* _Task directions_
Go through the records and copy each line where the word "регионального" occurs.
====== Source records ======
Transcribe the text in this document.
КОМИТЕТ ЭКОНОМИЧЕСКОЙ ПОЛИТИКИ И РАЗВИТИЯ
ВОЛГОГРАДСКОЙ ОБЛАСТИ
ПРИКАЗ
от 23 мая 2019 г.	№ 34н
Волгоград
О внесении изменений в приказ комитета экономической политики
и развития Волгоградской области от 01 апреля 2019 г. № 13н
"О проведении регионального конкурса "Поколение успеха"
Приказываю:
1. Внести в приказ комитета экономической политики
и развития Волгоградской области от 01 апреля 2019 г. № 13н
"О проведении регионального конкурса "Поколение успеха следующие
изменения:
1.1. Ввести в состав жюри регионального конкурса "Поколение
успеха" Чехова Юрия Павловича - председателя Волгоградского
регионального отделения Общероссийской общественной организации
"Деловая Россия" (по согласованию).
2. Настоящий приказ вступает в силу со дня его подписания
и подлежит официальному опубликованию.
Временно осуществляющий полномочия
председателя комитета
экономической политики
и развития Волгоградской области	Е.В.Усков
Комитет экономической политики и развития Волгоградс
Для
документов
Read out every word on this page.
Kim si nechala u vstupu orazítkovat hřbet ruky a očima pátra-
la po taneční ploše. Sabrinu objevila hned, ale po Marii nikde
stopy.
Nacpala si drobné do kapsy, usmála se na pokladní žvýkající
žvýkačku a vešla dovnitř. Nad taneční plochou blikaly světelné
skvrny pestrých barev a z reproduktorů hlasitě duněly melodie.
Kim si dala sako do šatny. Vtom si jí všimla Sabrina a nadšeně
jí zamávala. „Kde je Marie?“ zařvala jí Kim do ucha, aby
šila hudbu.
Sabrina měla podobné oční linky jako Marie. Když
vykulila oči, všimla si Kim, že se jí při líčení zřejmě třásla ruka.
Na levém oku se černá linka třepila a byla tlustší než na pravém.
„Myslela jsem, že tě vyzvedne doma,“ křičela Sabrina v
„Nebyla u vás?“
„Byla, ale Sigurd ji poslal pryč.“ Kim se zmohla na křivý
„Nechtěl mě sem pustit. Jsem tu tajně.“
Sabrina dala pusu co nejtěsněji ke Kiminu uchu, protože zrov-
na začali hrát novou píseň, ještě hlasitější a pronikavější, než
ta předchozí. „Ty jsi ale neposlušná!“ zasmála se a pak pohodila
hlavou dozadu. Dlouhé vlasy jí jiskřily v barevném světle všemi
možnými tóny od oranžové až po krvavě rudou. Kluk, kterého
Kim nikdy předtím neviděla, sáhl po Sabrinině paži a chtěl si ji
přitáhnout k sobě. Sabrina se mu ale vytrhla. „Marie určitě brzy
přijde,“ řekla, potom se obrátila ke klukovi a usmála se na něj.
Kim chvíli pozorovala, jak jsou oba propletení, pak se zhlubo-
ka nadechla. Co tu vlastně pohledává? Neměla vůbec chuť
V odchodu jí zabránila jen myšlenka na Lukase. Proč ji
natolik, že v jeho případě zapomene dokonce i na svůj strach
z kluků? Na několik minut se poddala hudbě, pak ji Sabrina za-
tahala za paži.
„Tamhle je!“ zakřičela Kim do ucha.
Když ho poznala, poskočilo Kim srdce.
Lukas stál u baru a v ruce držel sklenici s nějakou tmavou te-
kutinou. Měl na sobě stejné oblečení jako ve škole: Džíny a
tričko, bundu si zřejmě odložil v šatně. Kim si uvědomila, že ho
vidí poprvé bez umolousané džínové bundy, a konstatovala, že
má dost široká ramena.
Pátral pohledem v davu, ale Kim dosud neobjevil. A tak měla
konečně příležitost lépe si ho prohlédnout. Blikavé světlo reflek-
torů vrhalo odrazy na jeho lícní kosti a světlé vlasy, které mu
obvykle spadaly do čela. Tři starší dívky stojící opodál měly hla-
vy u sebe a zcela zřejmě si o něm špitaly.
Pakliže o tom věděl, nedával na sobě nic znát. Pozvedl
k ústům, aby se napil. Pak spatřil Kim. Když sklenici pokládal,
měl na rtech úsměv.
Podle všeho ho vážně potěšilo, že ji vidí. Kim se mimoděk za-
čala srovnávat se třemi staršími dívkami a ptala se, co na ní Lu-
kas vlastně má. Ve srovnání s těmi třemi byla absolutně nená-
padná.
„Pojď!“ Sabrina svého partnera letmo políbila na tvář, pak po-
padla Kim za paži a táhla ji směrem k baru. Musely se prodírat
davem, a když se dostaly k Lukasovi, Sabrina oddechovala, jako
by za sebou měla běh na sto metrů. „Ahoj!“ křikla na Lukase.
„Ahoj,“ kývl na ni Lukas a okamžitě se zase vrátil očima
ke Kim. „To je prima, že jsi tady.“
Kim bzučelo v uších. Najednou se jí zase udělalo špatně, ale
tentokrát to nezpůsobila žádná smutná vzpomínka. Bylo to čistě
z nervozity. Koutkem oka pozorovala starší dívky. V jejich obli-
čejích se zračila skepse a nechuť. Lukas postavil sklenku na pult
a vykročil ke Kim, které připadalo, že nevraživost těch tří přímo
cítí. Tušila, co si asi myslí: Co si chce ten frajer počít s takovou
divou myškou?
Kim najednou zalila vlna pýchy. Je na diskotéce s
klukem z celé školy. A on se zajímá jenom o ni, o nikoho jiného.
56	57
======
* _Solution for this problem_
"О проведении регионального конкурса "Поколение успеха"
"О проведении регионального конкурса "Поколение успеха следующие
1.1. Ввести в состав жюри регионального конкурса "Поколение
регионального отделения Общероссийской общественной организации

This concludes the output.